SUPREME COURT OF THE STATE OF NEW YORK Appellate Division, Fourth Judicial Department


October 7, 2011

THE PEOPLE OF THE STATE OF NEW YORK,
RESPONDENT,
v.
EDWIN MONTANEZ,
DEFENDANT-APPELLANT.

Appeal from an order of the Supreme Court, Oneida County (Barry M. Donalty, A.J.), entered October 2, 2009.

People v Montanez

Decided on October 7, 2011

Appellate Division, Fourth Department

Published by New York State Law Reporting Bureau pursuant to Judiciary Law § 431.

This opinion is uncorrected and subject to revision before publication in the Official Reports.

PRESENT: SMITH, J.P., CENTRA, CARNI, GREEN, AND MARTOCHE, JJ.

The order determined that defendant is a level three risk pursuant to the Sex Offender Registration Act.

It is hereby ORDERED that the order so appealed from is unanimously affirmed without costs.

Memorandum:

Defendant appeals from an order determining that he is a level three risk pursuant to the Sex Offender Registration Act ([SORA] Correction Law § 168 et seq.). We reject defendant's contention that the assessment of 15 points against him under the risk factor for drug or alcohol abuse is not supported by the requisite clear and convincing evidence (see generally § 168-n [3]; Sex Offender Registration Act: Risk Assessment Guidelines and Commentary, at 15 [2006]). The risk assessment instrument (RAI) presented by the People contained defendant's admissions that he began using marihuana at age 9, alcohol at age 12, cocaine at age 25 and crack cocaine by the time he was in his 30s. Although the RAI sets forth that defendant had stopped using all substances for a period of time, it further describes his relapse four years prior to the instant offense. In addition, defendant admitted that he was intoxicated at the time of the rape of which he was convicted, and that intoxication, standing alone, would warrant the assessment of 15 points under the risk factor for drug or alcohol abuse (Risk Assessment Guidelines and Commentary, at 15).

Defendant failed to preserve for our review his contention that he was denied due process because he did not receive all of the specified information set forth in Correction Law § 168-n (3) prior to the SORA hearing (see People v Charache, 9 NY3d 829; see also People v Neuer, 86 AD3d 926; People v Palmer, 68 AD3d 1364, 1365). In any event, the record demonstrates that defendant was timely and adequately notified of the purpose of the SORA hearing and that his attorney was provided with the RAI, case summary and presentence report 37 days before the hearing. We therefore conclude that defendant and his attorney were afforded an ample opportunity to respond to all aspects of the risk level assessments of the People and the Board of Examiners of Sex Offenders and thus that defendant was not denied due process (see generally People v Warren, 42 AD3d 593, 593-594, lv denied 9 NY3d 810; People v Cureton, 299 AD2d 532, lv denied 99 NY2d 627).

◆ Task list:
a) Answer these from the court opinion:
(i) Which county's Supreme Court entered the order on appeal?
(ii) According to the RAI, at what age did defendant begin using alcohol?
(iii) How many days before the hearing did defendant's attorney receive the RAI, case summary and presentence report?
b) Quote the court opinion from "SUPREME COURT OF" to "October 2, 2009.".

◆ Dataset:
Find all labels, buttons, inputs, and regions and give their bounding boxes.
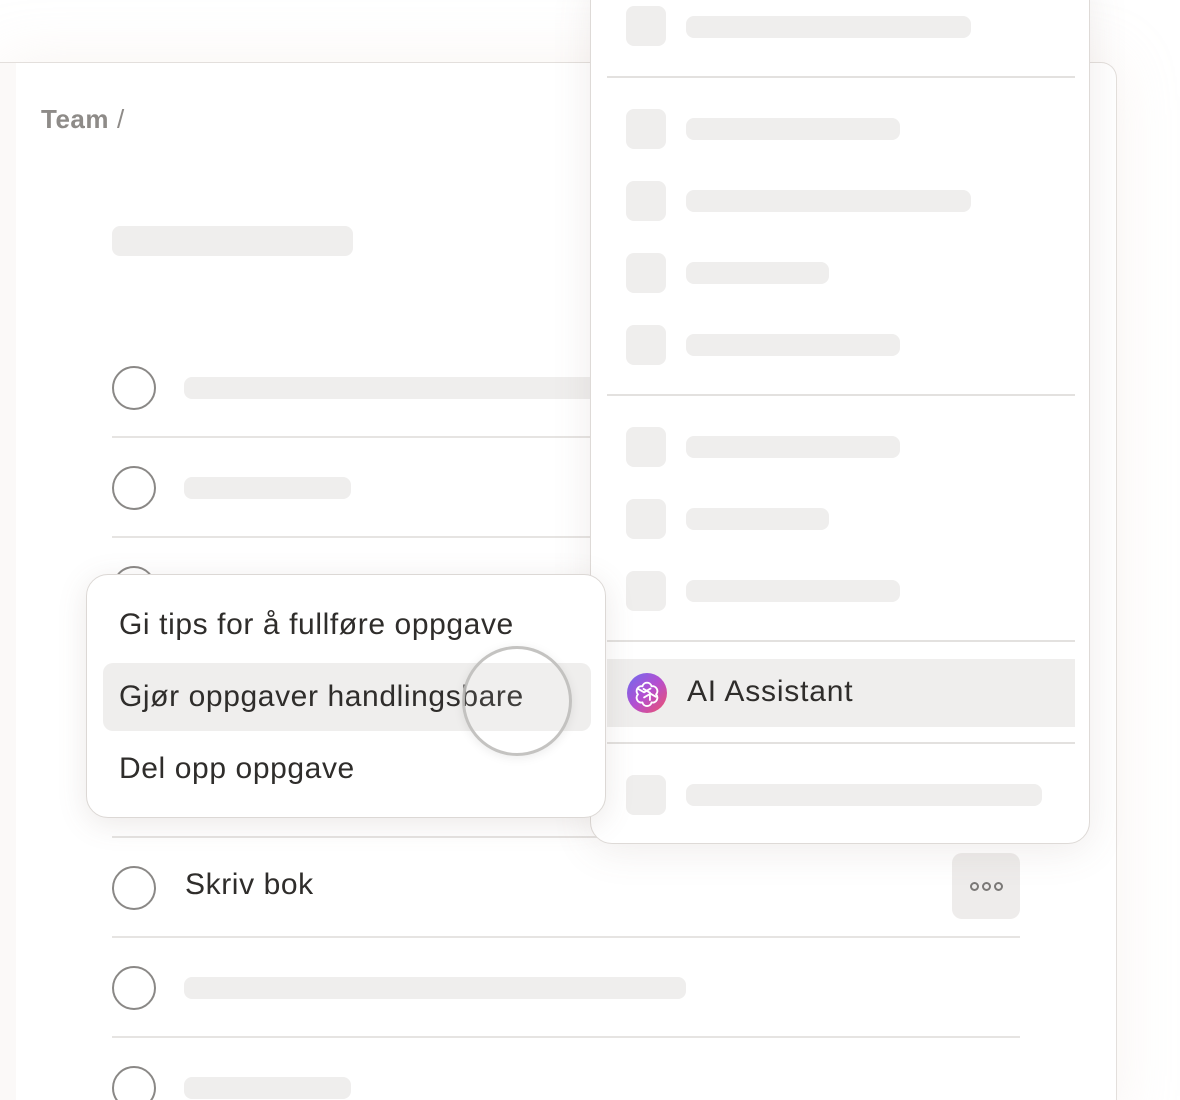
more-horizontal-icon — [969, 881, 979, 891]
menu-item-icon-placeholder — [626, 571, 666, 611]
task-checkbox[interactable] — [112, 366, 156, 410]
menu-item-icon-placeholder — [626, 427, 666, 467]
task-checkbox[interactable] — [112, 466, 156, 510]
task-divider — [112, 1036, 1020, 1038]
menu-item-label-placeholder — [686, 784, 1042, 806]
menu-item-icon-placeholder — [626, 181, 666, 221]
menu-item-label-placeholder — [686, 436, 900, 458]
menu-item-label-placeholder — [686, 190, 971, 212]
menu-item-icon-placeholder — [626, 6, 666, 46]
menu-item-label: AI Assistant — [687, 675, 854, 708]
menu-item-label-placeholder — [686, 334, 900, 356]
menu-divider — [607, 742, 1075, 744]
task-checkbox[interactable] — [112, 866, 156, 910]
breadcrumb[interactable]: Team / — [41, 104, 125, 135]
menu-item-label-placeholder — [686, 580, 900, 602]
menu-item-label-placeholder — [686, 508, 829, 530]
task-text-placeholder — [184, 477, 351, 499]
menu-item-icon-placeholder — [626, 325, 666, 365]
menu-item-icon-placeholder — [626, 775, 666, 815]
task-text-placeholder — [184, 377, 604, 399]
menu-item-ai-assistant[interactable]: AI Assistant — [607, 659, 1075, 727]
menu-divider — [607, 640, 1075, 642]
menu-divider — [607, 76, 1075, 78]
task-checkbox[interactable] — [112, 966, 156, 1010]
task-divider — [112, 936, 1020, 938]
task-title[interactable]: Skriv bok — [185, 868, 314, 902]
cursor-indicator — [462, 646, 572, 756]
menu-divider — [607, 394, 1075, 396]
more-horizontal-icon — [993, 881, 1003, 891]
task-more-button[interactable] — [952, 853, 1020, 919]
menu-item-icon-placeholder — [626, 109, 666, 149]
page-title-placeholder — [112, 226, 353, 256]
more-horizontal-icon — [981, 881, 991, 891]
task-options-dropdown: AI Assistant — [590, 0, 1090, 844]
menu-item-label-placeholder — [686, 262, 829, 284]
menu-item-label-placeholder — [686, 16, 971, 38]
task-text-placeholder — [184, 1077, 351, 1099]
task-text-placeholder — [184, 977, 686, 999]
openai-logo-icon — [627, 673, 667, 713]
menu-item-label-placeholder — [686, 118, 900, 140]
breadcrumb-team[interactable]: Team — [41, 104, 109, 134]
menu-item-icon-placeholder — [626, 499, 666, 539]
breadcrumb-separator: / — [117, 104, 125, 134]
menu-item-icon-placeholder — [626, 253, 666, 293]
app-stage: Team / Skriv bok AI Assistant Gi tips fo… — [0, 0, 1180, 1100]
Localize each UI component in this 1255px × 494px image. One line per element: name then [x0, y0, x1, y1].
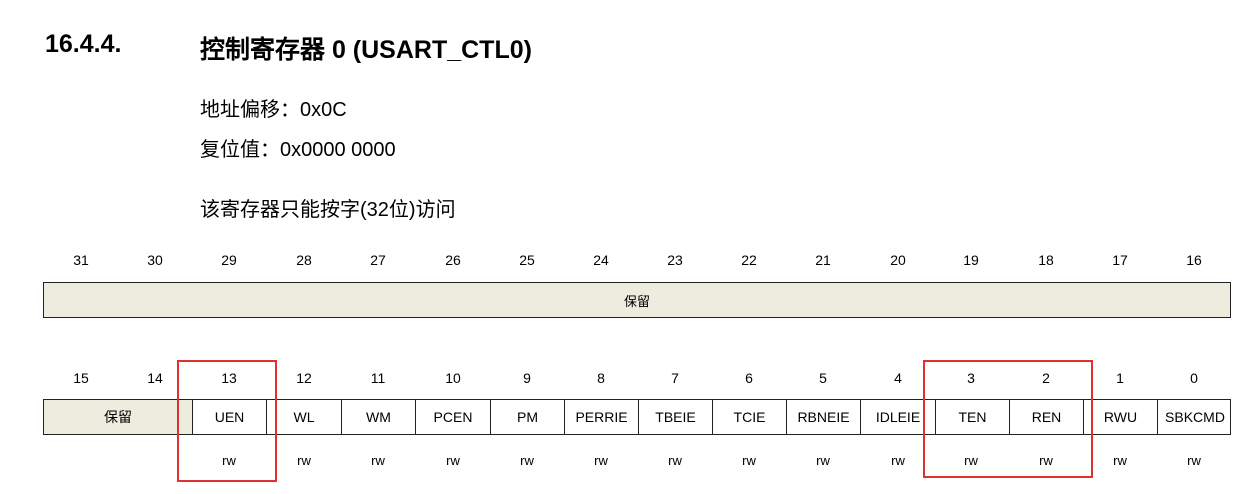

◆ Answer list:
a)
(i) Oneida County
(ii) 12
(iii) 37 days

b)
SUPREME COURT OF THE STATE OF NEW YORK Appellate Division, Fourth Judicial Department


October 7, 2011

THE PEOPLE OF THE STATE OF NEW YORK,
RESPONDENT,
v.
EDWIN MONTANEZ,
DEFENDANT-APPELLANT.

Appeal from an order of the Supreme Court, Oneida County (Barry M. Donalty, A.J.), entered October 2, 2009.